- [Directions]: Every line in the listing is to be echoed verbatim.

Rows from a figure dataset:
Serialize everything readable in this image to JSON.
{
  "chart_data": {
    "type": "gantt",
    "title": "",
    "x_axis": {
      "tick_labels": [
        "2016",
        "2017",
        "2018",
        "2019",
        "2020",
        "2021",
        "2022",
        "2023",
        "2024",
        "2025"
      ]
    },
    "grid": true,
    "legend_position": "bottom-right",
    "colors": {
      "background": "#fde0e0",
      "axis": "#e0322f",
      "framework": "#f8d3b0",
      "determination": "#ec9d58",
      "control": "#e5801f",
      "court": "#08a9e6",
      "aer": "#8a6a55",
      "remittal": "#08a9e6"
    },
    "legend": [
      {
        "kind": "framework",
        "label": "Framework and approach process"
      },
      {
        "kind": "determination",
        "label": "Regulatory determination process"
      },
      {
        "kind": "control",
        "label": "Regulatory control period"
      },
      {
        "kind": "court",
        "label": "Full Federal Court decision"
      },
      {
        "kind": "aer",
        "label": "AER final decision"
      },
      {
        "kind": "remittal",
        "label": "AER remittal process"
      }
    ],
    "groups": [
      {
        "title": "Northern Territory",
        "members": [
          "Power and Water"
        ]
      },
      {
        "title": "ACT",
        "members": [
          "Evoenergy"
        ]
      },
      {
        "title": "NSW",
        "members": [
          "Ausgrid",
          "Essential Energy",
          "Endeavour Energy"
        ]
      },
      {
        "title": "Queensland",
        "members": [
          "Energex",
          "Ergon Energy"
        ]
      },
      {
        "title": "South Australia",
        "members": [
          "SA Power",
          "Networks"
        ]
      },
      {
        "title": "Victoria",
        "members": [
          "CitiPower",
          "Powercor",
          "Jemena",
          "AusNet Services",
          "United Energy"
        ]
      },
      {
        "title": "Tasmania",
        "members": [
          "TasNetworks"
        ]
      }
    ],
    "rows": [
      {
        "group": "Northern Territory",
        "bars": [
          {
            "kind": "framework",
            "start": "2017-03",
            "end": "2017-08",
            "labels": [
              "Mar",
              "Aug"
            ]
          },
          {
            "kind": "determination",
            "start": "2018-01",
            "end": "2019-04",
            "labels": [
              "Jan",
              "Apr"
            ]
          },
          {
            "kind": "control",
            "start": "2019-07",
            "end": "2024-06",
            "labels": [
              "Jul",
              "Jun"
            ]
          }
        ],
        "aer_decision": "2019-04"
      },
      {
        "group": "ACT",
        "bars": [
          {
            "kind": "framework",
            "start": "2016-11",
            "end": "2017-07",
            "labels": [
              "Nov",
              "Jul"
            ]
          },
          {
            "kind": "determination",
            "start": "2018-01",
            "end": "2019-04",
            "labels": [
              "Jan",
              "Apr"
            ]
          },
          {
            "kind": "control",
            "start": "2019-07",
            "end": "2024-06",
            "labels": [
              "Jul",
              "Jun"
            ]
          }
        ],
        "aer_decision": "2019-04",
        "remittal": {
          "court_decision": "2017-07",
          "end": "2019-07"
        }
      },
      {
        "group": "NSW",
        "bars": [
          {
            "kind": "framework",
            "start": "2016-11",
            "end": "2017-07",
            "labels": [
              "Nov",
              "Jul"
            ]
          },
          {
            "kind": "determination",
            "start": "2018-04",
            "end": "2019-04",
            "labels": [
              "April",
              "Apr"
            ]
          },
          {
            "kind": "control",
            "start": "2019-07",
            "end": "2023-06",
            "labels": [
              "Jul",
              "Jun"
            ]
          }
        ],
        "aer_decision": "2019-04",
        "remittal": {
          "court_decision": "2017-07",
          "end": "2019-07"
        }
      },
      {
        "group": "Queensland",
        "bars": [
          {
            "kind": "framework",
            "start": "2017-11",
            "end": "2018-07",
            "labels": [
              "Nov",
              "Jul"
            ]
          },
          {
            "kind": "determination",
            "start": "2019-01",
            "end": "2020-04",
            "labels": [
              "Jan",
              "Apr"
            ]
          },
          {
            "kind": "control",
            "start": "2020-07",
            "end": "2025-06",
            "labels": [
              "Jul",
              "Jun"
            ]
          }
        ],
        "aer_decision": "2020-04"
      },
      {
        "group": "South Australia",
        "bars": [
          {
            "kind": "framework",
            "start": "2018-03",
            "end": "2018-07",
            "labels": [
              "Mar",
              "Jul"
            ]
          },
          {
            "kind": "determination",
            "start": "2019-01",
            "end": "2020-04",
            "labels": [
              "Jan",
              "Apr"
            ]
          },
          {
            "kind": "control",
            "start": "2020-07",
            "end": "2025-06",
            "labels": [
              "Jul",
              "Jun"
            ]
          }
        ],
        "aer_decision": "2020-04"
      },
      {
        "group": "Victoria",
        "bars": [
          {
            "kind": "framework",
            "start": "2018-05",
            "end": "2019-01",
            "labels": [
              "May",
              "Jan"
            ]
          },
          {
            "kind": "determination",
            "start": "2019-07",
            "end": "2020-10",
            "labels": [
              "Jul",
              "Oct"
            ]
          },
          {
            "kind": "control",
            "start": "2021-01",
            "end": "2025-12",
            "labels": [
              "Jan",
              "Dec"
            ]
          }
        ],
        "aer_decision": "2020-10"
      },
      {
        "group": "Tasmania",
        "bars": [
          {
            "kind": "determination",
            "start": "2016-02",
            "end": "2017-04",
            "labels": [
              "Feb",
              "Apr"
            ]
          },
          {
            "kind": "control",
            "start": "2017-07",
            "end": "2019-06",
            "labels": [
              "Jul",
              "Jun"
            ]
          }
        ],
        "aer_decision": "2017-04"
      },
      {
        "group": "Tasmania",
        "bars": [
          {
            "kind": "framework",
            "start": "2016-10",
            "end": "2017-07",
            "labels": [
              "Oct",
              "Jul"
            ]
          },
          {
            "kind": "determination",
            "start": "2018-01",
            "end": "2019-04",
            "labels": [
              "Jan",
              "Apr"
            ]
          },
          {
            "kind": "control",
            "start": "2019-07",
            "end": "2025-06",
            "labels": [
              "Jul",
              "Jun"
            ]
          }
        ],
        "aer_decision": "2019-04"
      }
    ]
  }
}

- [Exercise result]:
Serialize everything readable in this image to JSON.
{
  "chart_data": {
    "type": "gantt",
    "title": "",
    "x_axis": {
      "tick_labels": [
        "2016",
        "2017",
        "2018",
        "2019",
        "2020",
        "2021",
        "2022",
        "2023",
        "2024",
        "2025"
      ]
    },
    "grid": true,
    "legend_position": "bottom-right",
    "colors": {
      "background": "#fde0e0",
      "axis": "#e0322f",
      "framework": "#f8d3b0",
      "determination": "#ec9d58",
      "control": "#e5801f",
      "court": "#08a9e6",
      "aer": "#8a6a55",
      "remittal": "#08a9e6"
    },
    "legend": [
      {
        "kind": "framework",
        "label": "Framework and approach process"
      },
      {
        "kind": "determination",
        "label": "Regulatory determination process"
      },
      {
        "kind": "control",
        "label": "Regulatory control period"
      },
      {
        "kind": "court",
        "label": "Full Federal Court decision"
      },
      {
        "kind": "aer",
        "label": "AER final decision"
      },
      {
        "kind": "remittal",
        "label": "AER remittal process"
      }
    ],
    "groups": [
      {
        "title": "Northern Territory",
        "members": [
          "Power and Water"
        ]
      },
      {
        "title": "ACT",
        "members": [
          "Evoenergy"
        ]
      },
      {
        "title": "NSW",
        "members": [
          "Ausgrid",
          "Essential Energy",
          "Endeavour Energy"
        ]
      },
      {
        "title": "Queensland",
        "members": [
          "Energex",
          "Ergon Energy"
        ]
      },
      {
        "title": "South Australia",
        "members": [
          "SA Power",
          "Networks"
        ]
      },
      {
        "title": "Victoria",
        "members": [
          "CitiPower",
          "Powercor",
          "Jemena",
          "AusNet Services",
          "United Energy"
        ]
      },
      {
        "title": "Tasmania",
        "members": [
          "TasNetworks"
        ]
      }
    ],
    "rows": [
      {
        "group": "Northern Territory",
        "bars": [
          {
            "kind": "framework",
            "start": "2017-03",
            "end": "2017-08",
            "labels": [
              "Mar",
              "Aug"
            ]
          },
          {
            "kind": "determination",
            "start": "2018-01",
            "end": "2019-04",
            "labels": [
              "Jan",
              "Apr"
            ]
          },
          {
            "kind": "control",
            "start": "2019-07",
            "end": "2024-06",
            "labels": [
              "Jul",
              "Jun"
            ]
          }
        ],
        "aer_decision": "2019-04"
      },
      {
        "group": "ACT",
        "bars": [
          {
            "kind": "framework",
            "start": "2016-11",
            "end": "2017-07",
            "labels": [
              "Nov",
              "Jul"
            ]
          },
          {
            "kind": "determination",
            "start": "2018-01",
            "end": "2019-04",
            "labels": [
              "Jan",
              "Apr"
            ]
          },
          {
            "kind": "control",
            "start": "2019-07",
            "end": "2024-06",
            "labels": [
              "Jul",
              "Jun"
            ]
          }
        ],
        "aer_decision": "2019-04",
        "remittal": {
          "court_decision": "2017-07",
          "end": "2019-07"
        }
      },
      {
        "group": "NSW",
        "bars": [
          {
            "kind": "framework",
            "start": "2016-11",
            "end": "2017-07",
            "labels": [
              "Nov",
              "Jul"
            ]
          },
          {
            "kind": "determination",
            "start": "2018-04",
            "end": "2019-04",
            "labels": [
              "April",
              "Apr"
            ]
          },
          {
            "kind": "control",
            "start": "2019-07",
            "end": "2023-06",
            "labels": [
              "Jul",
              "Jun"
            ]
          }
        ],
        "aer_decision": "2019-04",
        "remittal": {
          "court_decision": "2017-07",
          "end": "2019-07"
        }
      },
      {
        "group": "Queensland",
        "bars": [
          {
            "kind": "framework",
            "start": "2017-11",
            "end": "2018-07",
            "labels": [
              "Nov",
              "Jul"
            ]
          },
          {
            "kind": "determination",
            "start": "2019-01",
            "end": "2020-04",
            "labels": [
              "Jan",
              "Apr"
            ]
          },
          {
            "kind": "control",
            "start": "2020-07",
            "end": "2025-06",
            "labels": [
              "Jul",
              "Jun"
            ]
          }
        ],
        "aer_decision": "2020-04"
      },
      {
        "group": "South Australia",
        "bars": [
          {
            "kind": "framework",
            "start": "2018-03",
            "end": "2018-07",
            "labels": [
              "Mar",
              "Jul"
            ]
          },
          {
            "kind": "determination",
            "start": "2019-01",
            "end": "2020-04",
            "labels": [
              "Jan",
              "Apr"
            ]
          },
          {
            "kind": "control",
            "start": "2020-07",
            "end": "2025-06",
            "labels": [
              "Jul",
              "Jun"
            ]
          }
        ],
        "aer_decision": "2020-04"
      },
      {
        "group": "Victoria",
        "bars": [
          {
            "kind": "framework",
            "start": "2018-05",
            "end": "2019-01",
            "labels": [
              "May",
              "Jan"
            ]
          },
          {
            "kind": "determination",
            "start": "2019-07",
            "end": "2020-10",
            "labels": [
              "Jul",
              "Oct"
            ]
          },
          {
            "kind": "control",
            "start": "2021-01",
            "end": "2025-12",
            "labels": [
              "Jan",
              "Dec"
            ]
          }
        ],
        "aer_decision": "2020-10"
      },
      {
        "group": "Tasmania",
        "bars": [
          {
            "kind": "determination",
            "start": "2016-02",
            "end": "2017-04",
            "labels": [
              "Feb",
              "Apr"
            ]
          },
          {
            "kind": "control",
            "start": "2017-07",
            "end": "2019-06",
            "labels": [
              "Jul",
              "Jun"
            ]
          }
        ],
        "aer_decision": "2017-04"
      },
      {
        "group": "Tasmania",
        "bars": [
          {
            "kind": "framework",
            "start": "2016-10",
            "end": "2017-07",
            "labels": [
              "Oct",
              "Jul"
            ]
          },
          {
            "kind": "determination",
            "start": "2018-01",
            "end": "2019-04",
            "labels": [
              "Jan",
              "Apr"
            ]
          },
          {
            "kind": "control",
            "start": "2019-07",
            "end": "2025-06",
            "labels": [
              "Jul",
              "Jun"
            ]
          }
        ],
        "aer_decision": "2019-04"
      }
    ]
  }
}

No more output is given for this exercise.